*Aim:* Count how many lines in the material below hold the word "medium"; the reply is that number alone.

*Records for this task:*
^^^^^^^^^^^^^^^^
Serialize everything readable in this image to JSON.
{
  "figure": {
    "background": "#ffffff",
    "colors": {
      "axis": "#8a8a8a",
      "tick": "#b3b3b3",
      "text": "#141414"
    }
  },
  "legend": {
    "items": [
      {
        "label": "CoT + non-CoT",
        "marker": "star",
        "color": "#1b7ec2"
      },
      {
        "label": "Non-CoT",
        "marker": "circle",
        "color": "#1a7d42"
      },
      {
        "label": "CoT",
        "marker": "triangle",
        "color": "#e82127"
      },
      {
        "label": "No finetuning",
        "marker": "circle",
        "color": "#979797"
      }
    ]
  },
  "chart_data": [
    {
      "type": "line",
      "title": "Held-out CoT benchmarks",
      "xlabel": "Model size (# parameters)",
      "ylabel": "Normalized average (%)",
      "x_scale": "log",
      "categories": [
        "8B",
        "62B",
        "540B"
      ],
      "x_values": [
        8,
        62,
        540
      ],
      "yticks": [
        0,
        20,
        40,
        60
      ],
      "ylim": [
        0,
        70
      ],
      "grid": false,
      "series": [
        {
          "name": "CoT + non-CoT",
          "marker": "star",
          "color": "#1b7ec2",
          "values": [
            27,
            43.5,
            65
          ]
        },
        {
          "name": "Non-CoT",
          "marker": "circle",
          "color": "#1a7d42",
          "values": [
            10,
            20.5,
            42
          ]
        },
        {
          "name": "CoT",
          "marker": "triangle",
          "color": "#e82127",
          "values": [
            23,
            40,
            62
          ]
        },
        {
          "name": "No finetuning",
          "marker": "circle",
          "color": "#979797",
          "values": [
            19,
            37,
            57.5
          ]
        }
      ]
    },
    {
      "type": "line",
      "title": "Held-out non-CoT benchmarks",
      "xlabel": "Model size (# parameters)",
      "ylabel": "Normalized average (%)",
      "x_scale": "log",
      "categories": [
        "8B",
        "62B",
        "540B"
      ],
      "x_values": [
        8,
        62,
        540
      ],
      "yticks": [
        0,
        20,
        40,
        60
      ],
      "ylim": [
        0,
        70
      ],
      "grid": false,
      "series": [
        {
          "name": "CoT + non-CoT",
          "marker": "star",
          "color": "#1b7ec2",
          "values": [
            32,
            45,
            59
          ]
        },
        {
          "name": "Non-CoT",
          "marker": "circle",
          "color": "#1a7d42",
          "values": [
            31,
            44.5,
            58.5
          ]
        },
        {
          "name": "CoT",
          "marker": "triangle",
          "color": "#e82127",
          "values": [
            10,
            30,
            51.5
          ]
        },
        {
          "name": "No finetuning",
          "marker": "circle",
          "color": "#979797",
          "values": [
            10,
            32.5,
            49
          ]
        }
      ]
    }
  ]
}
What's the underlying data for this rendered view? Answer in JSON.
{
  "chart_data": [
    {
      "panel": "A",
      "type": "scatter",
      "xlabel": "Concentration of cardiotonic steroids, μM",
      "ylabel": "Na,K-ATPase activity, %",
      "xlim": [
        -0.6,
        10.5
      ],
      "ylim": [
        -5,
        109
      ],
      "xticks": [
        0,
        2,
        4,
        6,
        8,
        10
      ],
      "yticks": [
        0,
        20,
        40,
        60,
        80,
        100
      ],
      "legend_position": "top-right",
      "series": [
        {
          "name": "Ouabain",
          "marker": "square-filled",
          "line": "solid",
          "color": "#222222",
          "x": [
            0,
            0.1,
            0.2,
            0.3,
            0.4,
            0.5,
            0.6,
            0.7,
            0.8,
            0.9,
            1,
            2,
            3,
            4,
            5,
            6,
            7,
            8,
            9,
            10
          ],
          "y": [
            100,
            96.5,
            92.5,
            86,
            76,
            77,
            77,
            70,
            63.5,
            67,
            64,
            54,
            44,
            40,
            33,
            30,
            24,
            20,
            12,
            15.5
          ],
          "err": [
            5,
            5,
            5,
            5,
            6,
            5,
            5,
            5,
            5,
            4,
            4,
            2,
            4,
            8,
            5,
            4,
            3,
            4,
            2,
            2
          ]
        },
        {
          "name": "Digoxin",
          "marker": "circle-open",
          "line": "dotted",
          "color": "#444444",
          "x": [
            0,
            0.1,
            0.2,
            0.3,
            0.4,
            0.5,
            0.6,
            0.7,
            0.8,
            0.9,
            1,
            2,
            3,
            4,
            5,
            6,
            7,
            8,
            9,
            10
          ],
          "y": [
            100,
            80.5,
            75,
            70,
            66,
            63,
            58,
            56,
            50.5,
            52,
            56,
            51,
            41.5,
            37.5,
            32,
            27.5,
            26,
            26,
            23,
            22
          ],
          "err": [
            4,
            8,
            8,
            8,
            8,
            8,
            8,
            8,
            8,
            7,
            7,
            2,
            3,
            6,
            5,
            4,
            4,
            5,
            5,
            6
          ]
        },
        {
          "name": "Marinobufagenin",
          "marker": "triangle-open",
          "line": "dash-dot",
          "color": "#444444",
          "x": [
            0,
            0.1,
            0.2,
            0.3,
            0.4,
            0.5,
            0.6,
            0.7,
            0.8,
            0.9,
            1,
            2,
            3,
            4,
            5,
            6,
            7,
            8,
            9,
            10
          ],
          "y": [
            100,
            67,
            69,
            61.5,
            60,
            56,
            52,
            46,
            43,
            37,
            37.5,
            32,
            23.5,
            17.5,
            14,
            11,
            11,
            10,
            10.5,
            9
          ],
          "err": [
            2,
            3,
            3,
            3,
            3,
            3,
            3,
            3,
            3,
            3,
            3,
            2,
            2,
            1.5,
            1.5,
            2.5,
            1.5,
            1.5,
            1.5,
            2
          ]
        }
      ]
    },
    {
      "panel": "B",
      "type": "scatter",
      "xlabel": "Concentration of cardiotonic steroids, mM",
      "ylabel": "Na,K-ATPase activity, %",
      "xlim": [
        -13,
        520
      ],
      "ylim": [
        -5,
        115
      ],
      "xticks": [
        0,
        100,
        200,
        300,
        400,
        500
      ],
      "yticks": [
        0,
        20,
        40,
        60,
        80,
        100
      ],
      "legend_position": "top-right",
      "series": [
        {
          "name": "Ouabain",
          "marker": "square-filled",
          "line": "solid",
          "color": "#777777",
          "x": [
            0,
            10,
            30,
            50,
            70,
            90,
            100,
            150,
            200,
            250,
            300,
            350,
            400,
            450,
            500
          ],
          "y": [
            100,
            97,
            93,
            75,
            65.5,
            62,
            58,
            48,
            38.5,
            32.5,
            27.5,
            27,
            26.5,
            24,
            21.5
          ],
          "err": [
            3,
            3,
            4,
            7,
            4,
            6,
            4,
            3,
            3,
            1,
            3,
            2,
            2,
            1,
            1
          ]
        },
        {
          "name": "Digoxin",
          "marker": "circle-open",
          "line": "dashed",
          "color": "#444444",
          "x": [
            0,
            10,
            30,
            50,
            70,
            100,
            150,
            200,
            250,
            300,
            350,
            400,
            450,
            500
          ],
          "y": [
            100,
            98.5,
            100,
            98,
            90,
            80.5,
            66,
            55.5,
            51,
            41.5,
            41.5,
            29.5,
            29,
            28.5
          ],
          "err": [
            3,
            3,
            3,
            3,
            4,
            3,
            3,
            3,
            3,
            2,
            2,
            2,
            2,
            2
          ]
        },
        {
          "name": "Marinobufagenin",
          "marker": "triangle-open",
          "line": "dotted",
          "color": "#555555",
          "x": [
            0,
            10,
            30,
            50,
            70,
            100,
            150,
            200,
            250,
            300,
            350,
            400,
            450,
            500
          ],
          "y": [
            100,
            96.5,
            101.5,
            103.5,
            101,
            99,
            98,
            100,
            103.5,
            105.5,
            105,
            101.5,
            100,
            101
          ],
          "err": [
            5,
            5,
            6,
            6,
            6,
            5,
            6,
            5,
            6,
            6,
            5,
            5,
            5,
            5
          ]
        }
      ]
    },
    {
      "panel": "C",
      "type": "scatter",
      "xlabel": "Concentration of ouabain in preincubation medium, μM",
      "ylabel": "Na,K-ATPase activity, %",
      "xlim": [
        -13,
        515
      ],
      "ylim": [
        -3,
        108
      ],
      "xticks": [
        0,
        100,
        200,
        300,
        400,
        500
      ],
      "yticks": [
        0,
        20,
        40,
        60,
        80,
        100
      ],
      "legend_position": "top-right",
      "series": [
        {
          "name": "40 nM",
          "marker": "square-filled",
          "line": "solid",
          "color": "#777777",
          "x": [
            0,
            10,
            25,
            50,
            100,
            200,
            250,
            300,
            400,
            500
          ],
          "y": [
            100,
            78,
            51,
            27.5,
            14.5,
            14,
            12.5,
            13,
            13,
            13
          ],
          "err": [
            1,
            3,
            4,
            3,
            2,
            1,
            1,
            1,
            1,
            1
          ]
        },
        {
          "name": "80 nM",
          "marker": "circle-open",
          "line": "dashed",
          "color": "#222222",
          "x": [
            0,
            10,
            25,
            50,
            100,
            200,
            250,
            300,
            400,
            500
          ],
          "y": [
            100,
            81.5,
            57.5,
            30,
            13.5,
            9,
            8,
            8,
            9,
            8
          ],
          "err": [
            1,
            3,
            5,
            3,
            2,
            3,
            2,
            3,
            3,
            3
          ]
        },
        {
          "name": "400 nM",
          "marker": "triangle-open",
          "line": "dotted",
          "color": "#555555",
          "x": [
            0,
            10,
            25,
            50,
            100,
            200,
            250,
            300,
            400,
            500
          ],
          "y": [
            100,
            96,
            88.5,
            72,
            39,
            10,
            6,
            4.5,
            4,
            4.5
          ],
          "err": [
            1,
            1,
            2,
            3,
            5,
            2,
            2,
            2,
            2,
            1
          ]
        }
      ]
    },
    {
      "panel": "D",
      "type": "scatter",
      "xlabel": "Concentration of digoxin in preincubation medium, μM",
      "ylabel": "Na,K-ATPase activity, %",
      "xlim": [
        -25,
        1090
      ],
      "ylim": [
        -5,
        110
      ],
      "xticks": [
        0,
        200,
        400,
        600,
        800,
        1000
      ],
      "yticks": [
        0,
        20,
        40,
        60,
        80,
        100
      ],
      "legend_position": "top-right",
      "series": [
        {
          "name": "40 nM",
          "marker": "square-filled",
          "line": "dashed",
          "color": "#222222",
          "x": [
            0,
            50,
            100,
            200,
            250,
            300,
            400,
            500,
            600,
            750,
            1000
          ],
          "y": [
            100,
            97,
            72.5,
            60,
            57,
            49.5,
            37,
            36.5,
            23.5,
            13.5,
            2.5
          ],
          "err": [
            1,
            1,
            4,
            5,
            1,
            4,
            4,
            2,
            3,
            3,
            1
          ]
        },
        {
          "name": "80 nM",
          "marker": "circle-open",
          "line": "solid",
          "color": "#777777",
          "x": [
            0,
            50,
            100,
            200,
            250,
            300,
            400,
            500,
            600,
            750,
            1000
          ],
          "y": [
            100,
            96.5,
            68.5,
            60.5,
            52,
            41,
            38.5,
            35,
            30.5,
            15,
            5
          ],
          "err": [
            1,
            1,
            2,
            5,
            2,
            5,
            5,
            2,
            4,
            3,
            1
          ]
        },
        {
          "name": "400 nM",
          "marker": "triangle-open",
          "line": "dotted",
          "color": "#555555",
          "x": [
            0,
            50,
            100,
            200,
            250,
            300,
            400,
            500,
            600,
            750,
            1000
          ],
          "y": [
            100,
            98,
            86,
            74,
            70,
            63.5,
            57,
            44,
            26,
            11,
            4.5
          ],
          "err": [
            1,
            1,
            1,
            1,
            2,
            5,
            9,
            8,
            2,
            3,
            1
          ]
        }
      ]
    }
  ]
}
^^^^^^^^^^^^^^^^
*Full solution:* 2